[Dataset records]
/---

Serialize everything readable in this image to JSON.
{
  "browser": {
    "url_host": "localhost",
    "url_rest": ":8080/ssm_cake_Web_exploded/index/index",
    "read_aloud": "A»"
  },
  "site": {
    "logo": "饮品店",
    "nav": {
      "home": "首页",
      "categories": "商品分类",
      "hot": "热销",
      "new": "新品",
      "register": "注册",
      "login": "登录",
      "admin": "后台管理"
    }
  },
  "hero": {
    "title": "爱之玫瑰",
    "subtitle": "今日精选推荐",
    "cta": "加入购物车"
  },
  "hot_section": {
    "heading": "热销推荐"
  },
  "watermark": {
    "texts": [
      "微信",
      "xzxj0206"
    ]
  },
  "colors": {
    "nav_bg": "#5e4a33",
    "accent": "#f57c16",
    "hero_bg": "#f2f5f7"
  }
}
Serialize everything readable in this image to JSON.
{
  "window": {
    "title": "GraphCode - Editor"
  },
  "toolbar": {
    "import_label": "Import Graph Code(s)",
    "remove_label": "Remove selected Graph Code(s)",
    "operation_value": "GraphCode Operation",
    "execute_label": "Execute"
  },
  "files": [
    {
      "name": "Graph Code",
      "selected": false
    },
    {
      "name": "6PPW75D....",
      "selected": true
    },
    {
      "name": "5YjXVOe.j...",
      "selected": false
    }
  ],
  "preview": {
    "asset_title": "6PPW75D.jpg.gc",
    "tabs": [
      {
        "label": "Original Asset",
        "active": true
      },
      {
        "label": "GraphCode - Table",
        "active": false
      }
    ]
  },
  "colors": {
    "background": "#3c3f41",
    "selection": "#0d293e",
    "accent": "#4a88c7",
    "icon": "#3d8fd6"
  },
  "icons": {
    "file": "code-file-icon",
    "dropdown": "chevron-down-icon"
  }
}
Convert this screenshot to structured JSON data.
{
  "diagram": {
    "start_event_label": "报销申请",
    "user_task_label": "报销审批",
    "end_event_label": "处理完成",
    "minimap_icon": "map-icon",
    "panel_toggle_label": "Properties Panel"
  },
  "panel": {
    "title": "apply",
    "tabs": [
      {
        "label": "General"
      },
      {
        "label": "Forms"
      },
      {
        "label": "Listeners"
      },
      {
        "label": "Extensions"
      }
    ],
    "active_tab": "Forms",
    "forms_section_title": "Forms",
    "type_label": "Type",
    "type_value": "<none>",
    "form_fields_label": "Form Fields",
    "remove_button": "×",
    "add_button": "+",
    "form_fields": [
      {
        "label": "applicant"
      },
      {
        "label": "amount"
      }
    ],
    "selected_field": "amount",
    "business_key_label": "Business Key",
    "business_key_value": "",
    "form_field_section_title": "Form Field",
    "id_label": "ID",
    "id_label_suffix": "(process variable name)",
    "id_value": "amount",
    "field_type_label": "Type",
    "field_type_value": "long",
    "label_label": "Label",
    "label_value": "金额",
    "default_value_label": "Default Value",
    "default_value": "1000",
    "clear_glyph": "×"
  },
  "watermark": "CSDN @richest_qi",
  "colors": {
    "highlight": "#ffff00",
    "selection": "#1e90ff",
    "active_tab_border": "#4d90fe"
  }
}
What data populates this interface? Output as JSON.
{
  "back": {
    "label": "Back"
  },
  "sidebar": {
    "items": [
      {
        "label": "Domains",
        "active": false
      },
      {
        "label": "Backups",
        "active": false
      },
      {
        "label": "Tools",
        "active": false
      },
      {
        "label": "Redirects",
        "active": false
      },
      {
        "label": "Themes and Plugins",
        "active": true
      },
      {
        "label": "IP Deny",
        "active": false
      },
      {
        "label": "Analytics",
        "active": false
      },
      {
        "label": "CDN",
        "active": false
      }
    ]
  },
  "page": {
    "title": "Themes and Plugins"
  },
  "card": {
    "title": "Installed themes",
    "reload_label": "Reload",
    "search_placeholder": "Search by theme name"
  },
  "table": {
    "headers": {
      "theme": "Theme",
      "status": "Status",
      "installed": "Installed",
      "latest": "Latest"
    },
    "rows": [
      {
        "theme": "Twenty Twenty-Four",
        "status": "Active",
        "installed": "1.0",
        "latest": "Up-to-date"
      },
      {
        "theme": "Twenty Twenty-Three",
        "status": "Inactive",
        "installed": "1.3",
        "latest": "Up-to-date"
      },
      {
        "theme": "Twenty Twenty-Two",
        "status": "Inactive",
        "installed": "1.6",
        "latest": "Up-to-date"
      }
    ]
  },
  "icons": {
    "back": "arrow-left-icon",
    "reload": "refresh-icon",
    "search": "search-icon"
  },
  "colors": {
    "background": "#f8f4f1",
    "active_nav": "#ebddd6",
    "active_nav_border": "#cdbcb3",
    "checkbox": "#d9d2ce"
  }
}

\---

▶ _What you have to do_:
Reproduce the material verbatim, line by line.

▶ _Exercise solution_:
Serialize everything readable in this image to JSON.
{
  "browser": {
    "url_host": "localhost",
    "url_rest": ":8080/ssm_cake_Web_exploded/index/index",
    "read_aloud": "A»"
  },
  "site": {
    "logo": "饮品店",
    "nav": {
      "home": "首页",
      "categories": "商品分类",
      "hot": "热销",
      "new": "新品",
      "register": "注册",
      "login": "登录",
      "admin": "后台管理"
    }
  },
  "hero": {
    "title": "爱之玫瑰",
    "subtitle": "今日精选推荐",
    "cta": "加入购物车"
  },
  "hot_section": {
    "heading": "热销推荐"
  },
  "watermark": {
    "texts": [
      "微信",
      "xzxj0206"
    ]
  },
  "colors": {
    "nav_bg": "#5e4a33",
    "accent": "#f57c16",
    "hero_bg": "#f2f5f7"
  }
}
Serialize everything readable in this image to JSON.
{
  "window": {
    "title": "GraphCode - Editor"
  },
  "toolbar": {
    "import_label": "Import Graph Code(s)",
    "remove_label": "Remove selected Graph Code(s)",
    "operation_value": "GraphCode Operation",
    "execute_label": "Execute"
  },
  "files": [
    {
      "name": "Graph Code",
      "selected": false
    },
    {
      "name": "6PPW75D....",
      "selected": true
    },
    {
      "name": "5YjXVOe.j...",
      "selected": false
    }
  ],
  "preview": {
    "asset_title": "6PPW75D.jpg.gc",
    "tabs": [
      {
        "label": "Original Asset",
        "active": true
      },
      {
        "label": "GraphCode - Table",
        "active": false
      }
    ]
  },
  "colors": {
    "background": "#3c3f41",
    "selection": "#0d293e",
    "accent": "#4a88c7",
    "icon": "#3d8fd6"
  },
  "icons": {
    "file": "code-file-icon",
    "dropdown": "chevron-down-icon"
  }
}
Convert this screenshot to structured JSON data.
{
  "diagram": {
    "start_event_label": "报销申请",
    "user_task_label": "报销审批",
    "end_event_label": "处理完成",
    "minimap_icon": "map-icon",
    "panel_toggle_label": "Properties Panel"
  },
  "panel": {
    "title": "apply",
    "tabs": [
      {
        "label": "General"
      },
      {
        "label": "Forms"
      },
      {
        "label": "Listeners"
      },
      {
        "label": "Extensions"
      }
    ],
    "active_tab": "Forms",
    "forms_section_title": "Forms",
    "type_label": "Type",
    "type_value": "<none>",
    "form_fields_label": "Form Fields",
    "remove_button": "×",
    "add_button": "+",
    "form_fields": [
      {
        "label": "applicant"
      },
      {
        "label": "amount"
      }
    ],
    "selected_field": "amount",
    "business_key_label": "Business Key",
    "business_key_value": "",
    "form_field_section_title": "Form Field",
    "id_label": "ID",
    "id_label_suffix": "(process variable name)",
    "id_value": "amount",
    "field_type_label": "Type",
    "field_type_value": "long",
    "label_label": "Label",
    "label_value": "金额",
    "default_value_label": "Default Value",
    "default_value": "1000",
    "clear_glyph": "×"
  },
  "watermark": "CSDN @richest_qi",
  "colors": {
    "highlight": "#ffff00",
    "selection": "#1e90ff",
    "active_tab_border": "#4d90fe"
  }
}
What data populates this interface? Output as JSON.
{
  "back": {
    "label": "Back"
  },
  "sidebar": {
    "items": [
      {
        "label": "Domains",
        "active": false
      },
      {
        "label": "Backups",
        "active": false
      },
      {
        "label": "Tools",
        "active": false
      },
      {
        "label": "Redirects",
        "active": false
      },
      {
        "label": "Themes and Plugins",
        "active": true
      },
      {
        "label": "IP Deny",
        "active": false
      },
      {
        "label": "Analytics",
        "active": false
      },
      {
        "label": "CDN",
        "active": false
      }
    ]
  },
  "page": {
    "title": "Themes and Plugins"
  },
  "card": {
    "title": "Installed themes",
    "reload_label": "Reload",
    "search_placeholder": "Search by theme name"
  },
  "table": {
    "headers": {
      "theme": "Theme",
      "status": "Status",
      "installed": "Installed",
      "latest": "Latest"
    },
    "rows": [
      {
        "theme": "Twenty Twenty-Four",
        "status": "Active",
        "installed": "1.0",
        "latest": "Up-to-date"
      },
      {
        "theme": "Twenty Twenty-Three",
        "status": "Inactive",
        "installed": "1.3",
        "latest": "Up-to-date"
      },
      {
        "theme": "Twenty Twenty-Two",
        "status": "Inactive",
        "installed": "1.6",
        "latest": "Up-to-date"
      }
    ]
  },
  "icons": {
    "back": "arrow-left-icon",
    "reload": "refresh-icon",
    "search": "search-icon"
  },
  "colors": {
    "background": "#f8f4f1",
    "active_nav": "#ebddd6",
    "active_nav_border": "#cdbcb3",
    "checkbox": "#d9d2ce"
  }
}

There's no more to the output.